◆ **EXERCISE INSTRUCTIONS**:
**A)** Answer these questions from the abstract on plasmids in bacterial populations:
(i) In which journal and in which year was it published?
(ii) How does it define evolvability?
(iii) Which type of plasmid does it say fosters heterogeneity within bacterial populations?
**B)** Please output the part of the abstract on plasmids in bacterial populations starting at "Patchy distribution of" and ending at "2008 Jul 8.", word for word.
:: READING TEXT
Patchy distribution of flexible genetic elements in bacterial populations mediates robustness to environmental uncertainty

FEMS Microbiol Ecol. 2008 Sep;65(3):361-71. doi: 10.1111/j.1574-6941.2008.00539.x. Epub 2008 Jul 8.

Abstract

The generation and maintenance of genetic variation seems to be a general ecological strategy of bacterial populations. Thereby they gain robustness to irregular environmental change, which is primarily the result of the dynamic evolution of biotic interactions. A benefit of maintaining population heterogeneity is that only a fraction of the population has to bear the cost of not (yet) beneficial deviation. On evolutionary time frames, an added value of the underlying mechanisms is evolvability, i.e. the heritable ability of an evolutionary lineage to generate and maintain genetic variants that are potentially adaptive in the course of evolution. Horizontal gene transfer is an important mechanism that can lead to differences between individuals within bacterial populations. Broad host-range plasmids foster this heterogeneity because they are typically present in only a fraction of the population and provide individual cells with genetic modules newly acquired from other populations or species. We postulate that the benefit of robustness on population level could balance the cost of transfer and replication functions that plasmids impose on their hosts. Consequently, mechanisms that make a subpopulation conducive to specific conjugative plasmids may have evolved, which could explain the persistence of even cryptic plasmids that do not encode any traits.
::::
:: GIVEN ENTRIES
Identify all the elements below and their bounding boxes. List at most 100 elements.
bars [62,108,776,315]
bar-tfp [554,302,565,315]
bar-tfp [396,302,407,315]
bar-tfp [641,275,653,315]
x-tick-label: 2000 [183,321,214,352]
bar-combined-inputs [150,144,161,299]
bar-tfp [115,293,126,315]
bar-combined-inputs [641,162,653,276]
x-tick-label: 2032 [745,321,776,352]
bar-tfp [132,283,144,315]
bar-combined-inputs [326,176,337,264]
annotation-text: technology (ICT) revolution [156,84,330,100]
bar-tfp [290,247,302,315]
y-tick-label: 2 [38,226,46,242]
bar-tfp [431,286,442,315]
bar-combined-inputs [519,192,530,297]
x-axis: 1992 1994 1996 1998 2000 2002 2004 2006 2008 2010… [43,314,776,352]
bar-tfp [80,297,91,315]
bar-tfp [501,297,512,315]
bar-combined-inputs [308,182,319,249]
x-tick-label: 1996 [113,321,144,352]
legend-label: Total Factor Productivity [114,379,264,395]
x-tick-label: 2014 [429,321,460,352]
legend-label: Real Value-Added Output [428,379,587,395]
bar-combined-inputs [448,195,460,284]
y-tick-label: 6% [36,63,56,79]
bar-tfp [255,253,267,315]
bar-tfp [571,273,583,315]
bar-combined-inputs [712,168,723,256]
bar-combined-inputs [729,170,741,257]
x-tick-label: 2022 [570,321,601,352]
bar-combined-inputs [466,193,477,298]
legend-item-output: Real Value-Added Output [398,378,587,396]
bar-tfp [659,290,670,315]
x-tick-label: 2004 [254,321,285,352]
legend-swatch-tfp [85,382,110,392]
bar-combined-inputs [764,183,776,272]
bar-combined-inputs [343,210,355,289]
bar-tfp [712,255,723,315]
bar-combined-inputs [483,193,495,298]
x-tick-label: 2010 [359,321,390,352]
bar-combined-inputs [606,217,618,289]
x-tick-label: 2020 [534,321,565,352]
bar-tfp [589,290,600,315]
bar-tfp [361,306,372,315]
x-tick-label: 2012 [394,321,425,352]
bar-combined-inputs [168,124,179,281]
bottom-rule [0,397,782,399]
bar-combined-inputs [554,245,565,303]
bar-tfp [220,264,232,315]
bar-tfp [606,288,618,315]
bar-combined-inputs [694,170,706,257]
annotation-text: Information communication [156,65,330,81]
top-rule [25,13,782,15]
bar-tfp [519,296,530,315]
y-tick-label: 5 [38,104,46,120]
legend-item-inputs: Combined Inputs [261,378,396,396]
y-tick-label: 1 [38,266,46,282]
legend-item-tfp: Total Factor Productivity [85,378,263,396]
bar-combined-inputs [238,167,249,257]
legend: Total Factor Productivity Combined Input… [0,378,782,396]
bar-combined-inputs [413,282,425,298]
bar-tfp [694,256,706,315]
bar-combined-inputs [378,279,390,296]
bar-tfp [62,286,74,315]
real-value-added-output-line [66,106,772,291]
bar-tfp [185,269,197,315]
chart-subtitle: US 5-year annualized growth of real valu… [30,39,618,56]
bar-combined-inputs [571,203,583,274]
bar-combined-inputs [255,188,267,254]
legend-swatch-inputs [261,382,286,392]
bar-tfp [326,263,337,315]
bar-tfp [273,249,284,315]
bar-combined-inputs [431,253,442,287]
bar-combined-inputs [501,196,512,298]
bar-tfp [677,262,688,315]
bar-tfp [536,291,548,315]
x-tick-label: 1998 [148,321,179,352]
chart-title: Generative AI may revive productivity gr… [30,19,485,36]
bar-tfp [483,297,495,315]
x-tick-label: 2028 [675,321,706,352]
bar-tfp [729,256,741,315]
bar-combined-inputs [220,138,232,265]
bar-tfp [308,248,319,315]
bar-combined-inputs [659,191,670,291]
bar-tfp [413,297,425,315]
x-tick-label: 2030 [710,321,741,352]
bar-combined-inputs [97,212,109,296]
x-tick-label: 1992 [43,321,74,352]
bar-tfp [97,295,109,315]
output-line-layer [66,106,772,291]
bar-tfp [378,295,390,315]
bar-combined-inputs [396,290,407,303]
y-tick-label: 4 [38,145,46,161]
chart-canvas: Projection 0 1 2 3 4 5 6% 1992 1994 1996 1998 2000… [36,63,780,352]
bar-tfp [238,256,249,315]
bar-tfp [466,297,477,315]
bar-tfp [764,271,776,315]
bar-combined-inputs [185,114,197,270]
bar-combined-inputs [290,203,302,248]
::::
◆ **SOLUTION SET**:
**A)**
(i) FEMS Microbiol Ecol, 2008
(ii) The heritable ability of an evolutionary lineage to generate and maintain genetic variants that are potentially adaptive in the course of evolution
(iii) Broad host-range plasmids

**B)**
Patchy distribution of flexible genetic elements in bacterial populations mediates robustness to environmental uncertainty

FEMS Microbiol Ecol. 2008 Sep;65(3):361-71. doi: 10.1111/j.1574-6941.2008.00539.x. Epub 2008 Jul 8.